Stored data:
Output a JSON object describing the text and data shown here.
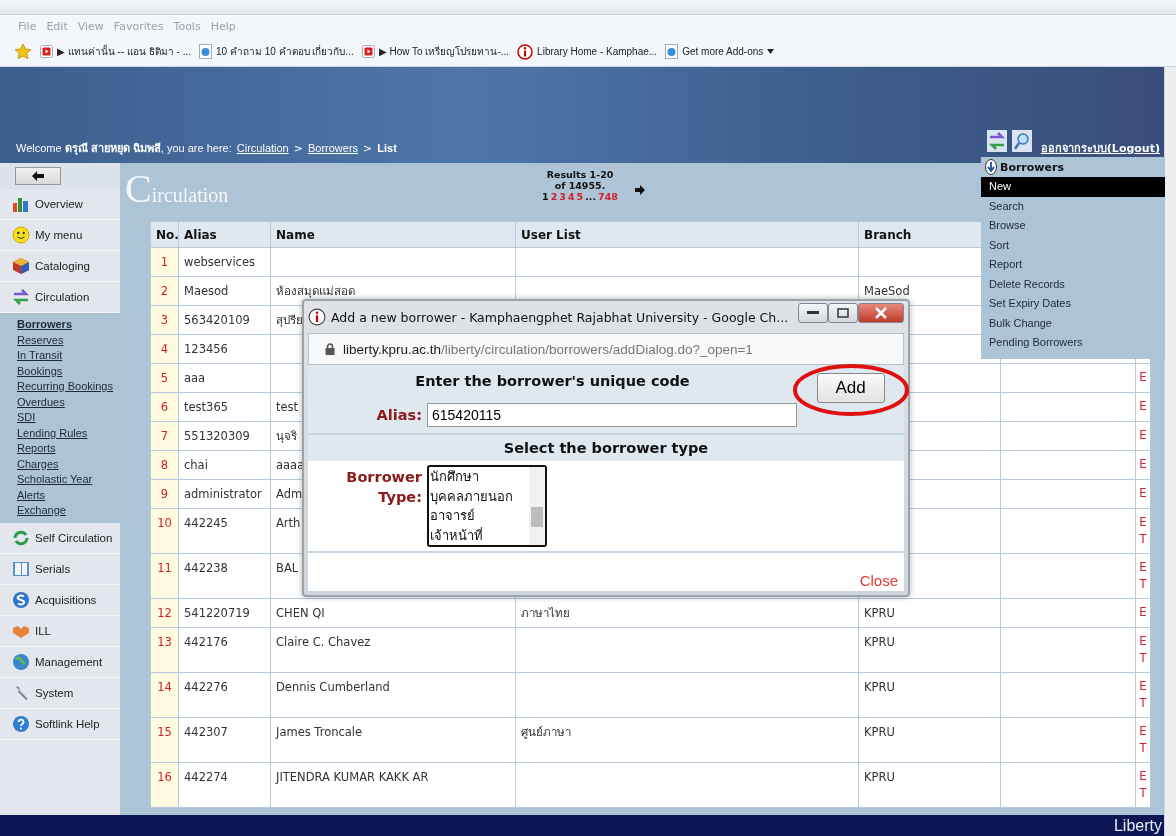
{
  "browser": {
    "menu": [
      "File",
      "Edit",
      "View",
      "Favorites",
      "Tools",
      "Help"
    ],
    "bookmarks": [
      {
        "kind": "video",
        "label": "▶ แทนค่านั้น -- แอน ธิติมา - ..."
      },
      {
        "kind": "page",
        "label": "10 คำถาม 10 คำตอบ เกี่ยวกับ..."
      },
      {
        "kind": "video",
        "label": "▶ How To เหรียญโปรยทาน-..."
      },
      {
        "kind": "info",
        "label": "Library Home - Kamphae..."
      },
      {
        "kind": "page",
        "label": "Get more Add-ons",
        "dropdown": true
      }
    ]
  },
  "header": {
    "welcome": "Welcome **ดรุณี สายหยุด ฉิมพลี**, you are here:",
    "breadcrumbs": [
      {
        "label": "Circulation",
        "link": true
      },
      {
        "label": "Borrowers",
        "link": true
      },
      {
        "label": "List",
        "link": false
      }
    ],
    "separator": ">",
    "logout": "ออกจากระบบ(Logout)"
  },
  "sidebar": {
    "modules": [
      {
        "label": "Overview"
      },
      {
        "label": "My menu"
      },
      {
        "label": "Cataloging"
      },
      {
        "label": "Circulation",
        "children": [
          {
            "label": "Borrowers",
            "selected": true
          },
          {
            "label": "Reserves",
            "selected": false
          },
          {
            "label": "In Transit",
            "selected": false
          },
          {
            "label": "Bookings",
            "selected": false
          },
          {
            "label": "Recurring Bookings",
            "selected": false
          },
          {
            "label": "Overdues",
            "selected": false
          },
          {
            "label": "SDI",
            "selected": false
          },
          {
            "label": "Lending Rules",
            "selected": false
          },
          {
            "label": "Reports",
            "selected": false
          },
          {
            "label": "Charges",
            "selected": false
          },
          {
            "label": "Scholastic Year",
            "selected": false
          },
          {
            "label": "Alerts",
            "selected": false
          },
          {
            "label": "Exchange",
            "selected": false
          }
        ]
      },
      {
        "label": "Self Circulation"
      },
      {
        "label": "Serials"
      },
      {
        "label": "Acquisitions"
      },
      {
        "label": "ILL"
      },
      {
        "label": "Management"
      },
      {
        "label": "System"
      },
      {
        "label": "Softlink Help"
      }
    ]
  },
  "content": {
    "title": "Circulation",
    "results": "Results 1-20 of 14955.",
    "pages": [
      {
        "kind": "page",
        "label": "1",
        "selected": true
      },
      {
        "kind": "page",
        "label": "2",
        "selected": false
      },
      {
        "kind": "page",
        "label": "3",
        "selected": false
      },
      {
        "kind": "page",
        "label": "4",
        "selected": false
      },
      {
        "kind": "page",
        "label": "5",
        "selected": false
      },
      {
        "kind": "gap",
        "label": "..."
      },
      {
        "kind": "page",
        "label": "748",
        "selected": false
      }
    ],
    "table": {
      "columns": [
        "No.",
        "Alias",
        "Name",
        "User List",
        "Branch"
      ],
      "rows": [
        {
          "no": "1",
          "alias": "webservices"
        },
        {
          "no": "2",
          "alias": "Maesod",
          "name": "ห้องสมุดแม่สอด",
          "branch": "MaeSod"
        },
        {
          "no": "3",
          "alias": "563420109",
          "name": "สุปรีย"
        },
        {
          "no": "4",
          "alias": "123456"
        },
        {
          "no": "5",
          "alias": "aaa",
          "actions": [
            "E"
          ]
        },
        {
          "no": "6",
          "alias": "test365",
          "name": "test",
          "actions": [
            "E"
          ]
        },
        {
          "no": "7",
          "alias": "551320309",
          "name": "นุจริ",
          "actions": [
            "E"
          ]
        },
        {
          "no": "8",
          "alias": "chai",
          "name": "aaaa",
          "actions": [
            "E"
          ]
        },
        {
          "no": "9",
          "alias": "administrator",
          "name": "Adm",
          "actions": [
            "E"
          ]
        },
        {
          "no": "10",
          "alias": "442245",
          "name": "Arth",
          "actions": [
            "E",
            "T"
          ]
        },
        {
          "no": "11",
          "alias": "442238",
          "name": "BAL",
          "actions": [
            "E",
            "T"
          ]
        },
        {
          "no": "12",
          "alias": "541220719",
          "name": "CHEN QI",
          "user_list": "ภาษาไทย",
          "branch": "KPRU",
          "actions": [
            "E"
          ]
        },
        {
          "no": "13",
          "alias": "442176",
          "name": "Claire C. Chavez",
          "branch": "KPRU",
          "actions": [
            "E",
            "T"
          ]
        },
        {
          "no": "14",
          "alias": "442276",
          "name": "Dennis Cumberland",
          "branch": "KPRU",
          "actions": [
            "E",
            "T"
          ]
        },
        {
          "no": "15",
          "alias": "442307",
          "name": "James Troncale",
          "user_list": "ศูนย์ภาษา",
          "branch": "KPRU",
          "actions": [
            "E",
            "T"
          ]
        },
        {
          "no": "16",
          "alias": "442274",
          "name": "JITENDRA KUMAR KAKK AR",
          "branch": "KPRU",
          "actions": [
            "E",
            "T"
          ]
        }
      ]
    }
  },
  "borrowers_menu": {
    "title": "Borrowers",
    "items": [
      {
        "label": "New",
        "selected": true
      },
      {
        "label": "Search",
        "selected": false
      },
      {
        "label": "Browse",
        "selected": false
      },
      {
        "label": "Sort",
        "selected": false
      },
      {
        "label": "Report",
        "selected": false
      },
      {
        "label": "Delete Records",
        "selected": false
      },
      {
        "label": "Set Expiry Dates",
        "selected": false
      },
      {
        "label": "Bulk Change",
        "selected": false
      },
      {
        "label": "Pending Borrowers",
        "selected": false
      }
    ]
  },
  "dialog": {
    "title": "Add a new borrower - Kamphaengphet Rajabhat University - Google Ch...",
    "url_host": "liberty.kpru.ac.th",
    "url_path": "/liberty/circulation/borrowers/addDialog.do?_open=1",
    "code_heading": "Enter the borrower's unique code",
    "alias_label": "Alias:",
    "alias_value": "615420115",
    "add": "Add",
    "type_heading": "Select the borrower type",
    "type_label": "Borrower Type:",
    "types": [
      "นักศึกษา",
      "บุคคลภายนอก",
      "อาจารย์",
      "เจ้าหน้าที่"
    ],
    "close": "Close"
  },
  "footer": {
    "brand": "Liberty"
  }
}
==
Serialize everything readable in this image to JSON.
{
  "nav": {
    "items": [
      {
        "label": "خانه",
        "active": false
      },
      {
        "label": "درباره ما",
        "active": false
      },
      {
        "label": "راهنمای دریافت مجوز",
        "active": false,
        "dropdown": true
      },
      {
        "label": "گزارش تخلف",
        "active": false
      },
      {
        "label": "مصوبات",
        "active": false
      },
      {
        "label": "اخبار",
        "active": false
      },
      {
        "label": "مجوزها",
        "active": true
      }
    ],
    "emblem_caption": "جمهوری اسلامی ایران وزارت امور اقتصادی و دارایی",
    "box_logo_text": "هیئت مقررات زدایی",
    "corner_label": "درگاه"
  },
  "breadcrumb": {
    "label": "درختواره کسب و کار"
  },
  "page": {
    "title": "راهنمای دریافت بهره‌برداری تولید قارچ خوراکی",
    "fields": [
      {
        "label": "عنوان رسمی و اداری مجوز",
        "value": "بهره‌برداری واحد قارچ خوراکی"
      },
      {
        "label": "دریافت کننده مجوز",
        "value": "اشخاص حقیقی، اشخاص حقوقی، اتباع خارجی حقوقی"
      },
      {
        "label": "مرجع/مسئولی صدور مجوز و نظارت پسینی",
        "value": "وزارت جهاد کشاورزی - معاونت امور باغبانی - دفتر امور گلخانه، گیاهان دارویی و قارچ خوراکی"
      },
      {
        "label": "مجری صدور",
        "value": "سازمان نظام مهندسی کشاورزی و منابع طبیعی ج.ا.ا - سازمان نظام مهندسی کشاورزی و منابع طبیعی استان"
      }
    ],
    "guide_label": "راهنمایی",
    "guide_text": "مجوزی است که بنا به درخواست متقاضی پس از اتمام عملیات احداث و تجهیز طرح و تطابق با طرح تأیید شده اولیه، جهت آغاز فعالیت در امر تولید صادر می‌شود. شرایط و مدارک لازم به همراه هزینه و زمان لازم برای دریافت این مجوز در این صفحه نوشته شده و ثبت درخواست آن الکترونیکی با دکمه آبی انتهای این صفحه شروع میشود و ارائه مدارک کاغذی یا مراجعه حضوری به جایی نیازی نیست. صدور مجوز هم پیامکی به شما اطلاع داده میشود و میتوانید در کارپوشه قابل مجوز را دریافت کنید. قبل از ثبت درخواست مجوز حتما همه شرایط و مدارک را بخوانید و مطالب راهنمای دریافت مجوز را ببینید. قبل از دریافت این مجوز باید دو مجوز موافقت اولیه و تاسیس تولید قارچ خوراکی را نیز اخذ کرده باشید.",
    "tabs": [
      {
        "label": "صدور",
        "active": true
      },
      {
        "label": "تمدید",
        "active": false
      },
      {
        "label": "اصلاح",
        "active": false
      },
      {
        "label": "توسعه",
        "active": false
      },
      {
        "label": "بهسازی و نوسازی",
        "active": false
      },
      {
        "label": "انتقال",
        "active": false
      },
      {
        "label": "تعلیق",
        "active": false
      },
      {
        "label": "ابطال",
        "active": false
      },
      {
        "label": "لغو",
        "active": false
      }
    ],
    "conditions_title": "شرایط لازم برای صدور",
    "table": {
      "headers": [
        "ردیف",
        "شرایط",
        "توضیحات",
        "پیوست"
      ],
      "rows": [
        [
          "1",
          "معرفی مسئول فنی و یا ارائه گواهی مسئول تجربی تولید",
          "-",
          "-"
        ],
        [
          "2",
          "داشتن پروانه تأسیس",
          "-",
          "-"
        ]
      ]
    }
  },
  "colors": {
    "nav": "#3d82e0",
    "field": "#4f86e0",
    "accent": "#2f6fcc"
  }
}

▶ [Work required] Each line that holds the word "وزارت" is to be copied.

▶ [Final result]
    "emblem_caption": "جمهوری اسلامی ایران وزارت امور اقتصادی و دارایی",
        "value": "وزارت جهاد کشاورزی - معاونت امور باغبانی - دفتر امور گلخانه، گیاهان دارویی و قارچ خوراکی"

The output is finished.